Work to complete – Only the pictures are left out: repeat the rest of the entries exactly.

------ Listing

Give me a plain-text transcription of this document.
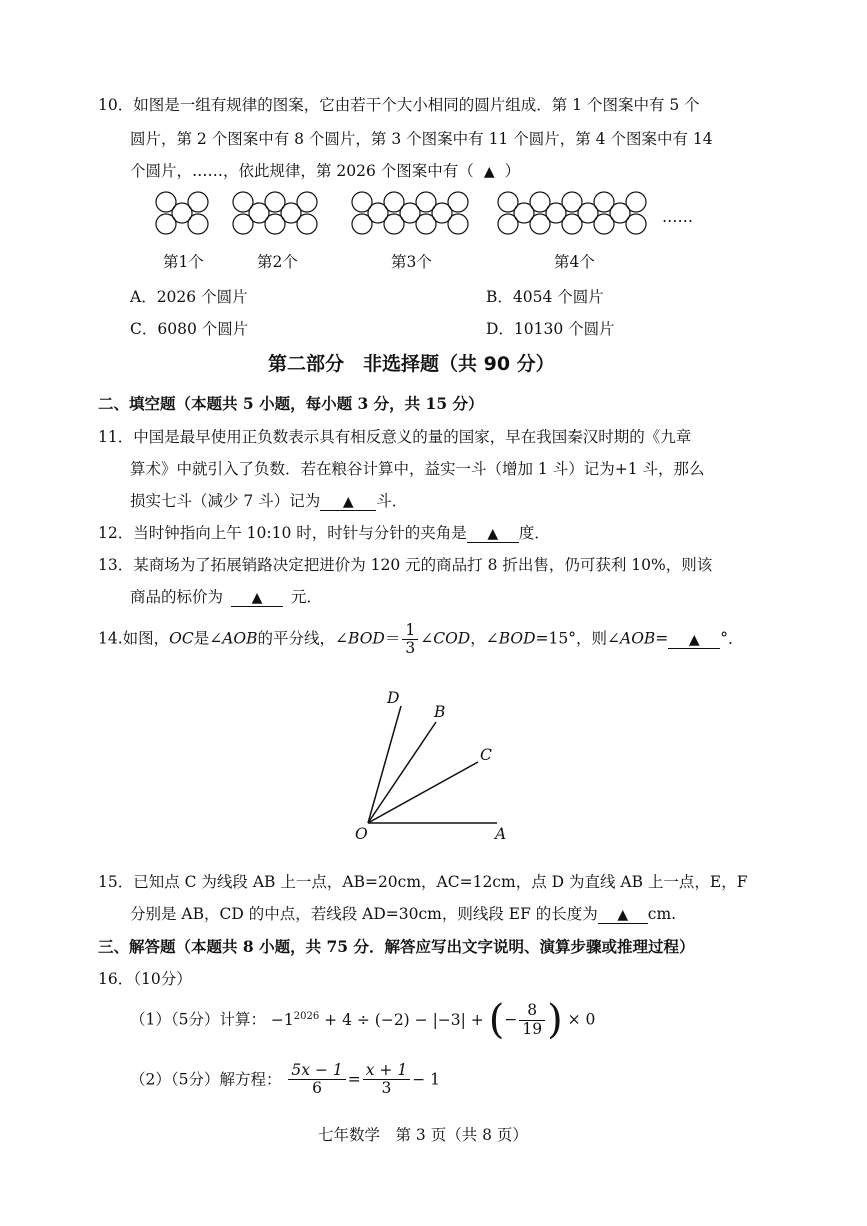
10．如图是一组有规律的图案，它由若干个大小相同的圆片组成．第 1 个图案中有 5 个
圆片，第 2 个图案中有 8 个圆片，第 3 个图案中有 11 个圆片，第 4 个图案中有 14
个圆片，……，依此规律，第 2026 个图案中有（ ▲ ）
……
第1个	第2个	第3个	第4个
A．2026 个圆片	B．4054 个圆片
C．6080 个圆片	D．10130 个圆片
第二部分　非选择题（共 90 分）
二、填空题（本题共 5 小题，每小题 3 分，共 15 分）
11．中国是最早使用正负数表示具有相反意义的量的国家，早在我国秦汉时期的《九章
算术》中就引入了负数．若在粮谷计算中，益实一斗（增加 1 斗）记为+1 斗，那么
损实七斗（减少 7 斗）记为 ▲ 斗．
12．当时钟指向上午 10:10 时，时针与分针的夹角是 ▲ 度．
13．某商场为了拓展销路决定把进价为 120 元的商品打 8 折出售，仍可获利 10%，则该
商品的标价为 ▲ 元．
14.如图，OC是∠AOB的平分线，∠BOD＝ $\frac{1}{3}$ ∠COD，∠BOD=15°，则∠AOB= ▲ °．
D
B
C
O	A
15．已知点 C 为线段 AB 上一点，AB=20cm，AC=12cm，点 D 为直线 AB 上一点，E，F
分别是 AB，CD 的中点，若线段 AD=30cm，则线段 EF 的长度为 ▲ cm.
三、解答题（本题共 8 小题，共 75 分．解答应写出文字说明、演算步骤或推理过程）
16．（10分）
（1）（5分）计算： $-1^{2026} + 4 \div (-2) - |-3|$ + (− $\frac{8}{19}$ ) × 0
（2）（5分）解方程： $\frac{5x - 1}{6} = \frac{x + 1}{3} - 1$
七年数学　第 3 页（共 8 页）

------------

Task answer –
Give me a plain-text transcription of this document.
10．如图是一组有规律的图案，它由若干个大小相同的圆片组成．第 1 个图案中有 5 个
圆片，第 2 个图案中有 8 个圆片，第 3 个图案中有 11 个圆片，第 4 个图案中有 14
个圆片，……，依此规律，第 2026 个图案中有（ ▲ ）
……
第1个	第2个	第3个	第4个
A．2026 个圆片	B．4054 个圆片
C．6080 个圆片	D．10130 个圆片
第二部分　非选择题（共 90 分）
二、填空题（本题共 5 小题，每小题 3 分，共 15 分）
11．中国是最早使用正负数表示具有相反意义的量的国家，早在我国秦汉时期的《九章
算术》中就引入了负数．若在粮谷计算中，益实一斗（增加 1 斗）记为+1 斗，那么
损实七斗（减少 7 斗）记为 ▲ 斗．
12．当时钟指向上午 10:10 时，时针与分针的夹角是 ▲ 度．
13．某商场为了拓展销路决定把进价为 120 元的商品打 8 折出售，仍可获利 10%，则该
商品的标价为 ▲ 元．
14.如图，OC是∠AOB的平分线，∠BOD＝ $\frac{1}{3}$ ∠COD，∠BOD=15°，则∠AOB= ▲ °．
D
B
C
O	A
15．已知点 C 为线段 AB 上一点，AB=20cm，AC=12cm，点 D 为直线 AB 上一点，E，F
分别是 AB，CD 的中点，若线段 AD=30cm，则线段 EF 的长度为 ▲ cm.
三、解答题（本题共 8 小题，共 75 分．解答应写出文字说明、演算步骤或推理过程）
16．（10分）
（1）（5分）计算： $-1^{2026} + 4 \div (-2) - |-3|$ + (− $\frac{8}{19}$ ) × 0
（2）（5分）解方程： $\frac{5x - 1}{6} = \frac{x + 1}{3} - 1$
七年数学　第 3 页（共 8 页）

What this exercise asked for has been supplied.